[The exercise] State how many lines of the records contain the string "screenshot". Give the number alone.

[Exercise input]
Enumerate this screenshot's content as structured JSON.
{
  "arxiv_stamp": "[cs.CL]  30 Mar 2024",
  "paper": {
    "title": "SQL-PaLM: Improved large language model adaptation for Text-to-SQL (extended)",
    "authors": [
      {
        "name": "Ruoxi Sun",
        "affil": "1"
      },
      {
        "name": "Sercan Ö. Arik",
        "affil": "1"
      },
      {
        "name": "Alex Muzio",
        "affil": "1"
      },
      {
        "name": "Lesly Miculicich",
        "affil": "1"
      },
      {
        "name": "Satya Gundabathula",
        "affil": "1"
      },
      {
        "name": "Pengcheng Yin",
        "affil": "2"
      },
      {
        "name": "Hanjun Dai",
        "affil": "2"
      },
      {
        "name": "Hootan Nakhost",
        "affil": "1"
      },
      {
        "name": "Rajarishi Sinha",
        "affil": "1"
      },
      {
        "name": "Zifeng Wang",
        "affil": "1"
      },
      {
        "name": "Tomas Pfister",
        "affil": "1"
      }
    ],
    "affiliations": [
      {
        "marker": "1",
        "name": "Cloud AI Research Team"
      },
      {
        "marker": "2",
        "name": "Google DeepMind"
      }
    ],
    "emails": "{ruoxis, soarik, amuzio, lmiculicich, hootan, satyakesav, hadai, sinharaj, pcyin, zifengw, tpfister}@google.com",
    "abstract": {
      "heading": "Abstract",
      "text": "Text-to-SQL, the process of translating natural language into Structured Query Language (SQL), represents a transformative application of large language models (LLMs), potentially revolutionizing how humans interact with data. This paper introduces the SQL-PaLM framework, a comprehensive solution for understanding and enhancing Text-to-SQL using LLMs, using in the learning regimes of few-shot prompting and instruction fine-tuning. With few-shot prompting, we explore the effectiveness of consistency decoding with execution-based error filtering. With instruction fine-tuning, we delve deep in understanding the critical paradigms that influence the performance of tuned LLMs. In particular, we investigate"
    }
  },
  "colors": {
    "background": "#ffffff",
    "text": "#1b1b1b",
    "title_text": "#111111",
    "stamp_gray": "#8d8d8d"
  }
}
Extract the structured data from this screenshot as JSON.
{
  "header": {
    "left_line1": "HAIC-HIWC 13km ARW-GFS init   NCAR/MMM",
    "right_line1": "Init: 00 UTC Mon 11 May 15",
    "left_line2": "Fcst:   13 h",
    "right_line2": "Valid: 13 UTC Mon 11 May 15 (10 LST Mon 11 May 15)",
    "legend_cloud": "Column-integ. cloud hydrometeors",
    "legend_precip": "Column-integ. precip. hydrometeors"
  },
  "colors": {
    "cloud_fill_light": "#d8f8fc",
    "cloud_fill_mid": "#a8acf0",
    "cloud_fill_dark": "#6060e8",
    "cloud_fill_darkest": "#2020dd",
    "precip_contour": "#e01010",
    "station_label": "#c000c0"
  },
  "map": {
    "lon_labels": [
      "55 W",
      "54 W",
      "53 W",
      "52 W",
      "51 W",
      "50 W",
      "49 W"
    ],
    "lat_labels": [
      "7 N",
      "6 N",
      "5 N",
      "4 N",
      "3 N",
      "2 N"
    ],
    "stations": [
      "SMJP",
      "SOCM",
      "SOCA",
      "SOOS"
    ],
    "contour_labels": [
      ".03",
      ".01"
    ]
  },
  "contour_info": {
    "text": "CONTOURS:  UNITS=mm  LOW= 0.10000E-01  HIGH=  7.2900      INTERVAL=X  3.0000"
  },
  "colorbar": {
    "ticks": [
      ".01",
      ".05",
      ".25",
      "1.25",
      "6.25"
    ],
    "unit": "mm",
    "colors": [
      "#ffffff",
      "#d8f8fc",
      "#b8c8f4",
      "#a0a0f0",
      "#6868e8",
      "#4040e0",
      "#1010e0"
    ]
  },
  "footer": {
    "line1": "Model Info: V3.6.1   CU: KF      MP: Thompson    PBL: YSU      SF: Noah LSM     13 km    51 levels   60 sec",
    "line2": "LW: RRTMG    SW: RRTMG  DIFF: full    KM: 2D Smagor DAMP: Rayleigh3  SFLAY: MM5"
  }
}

[Complete response] 2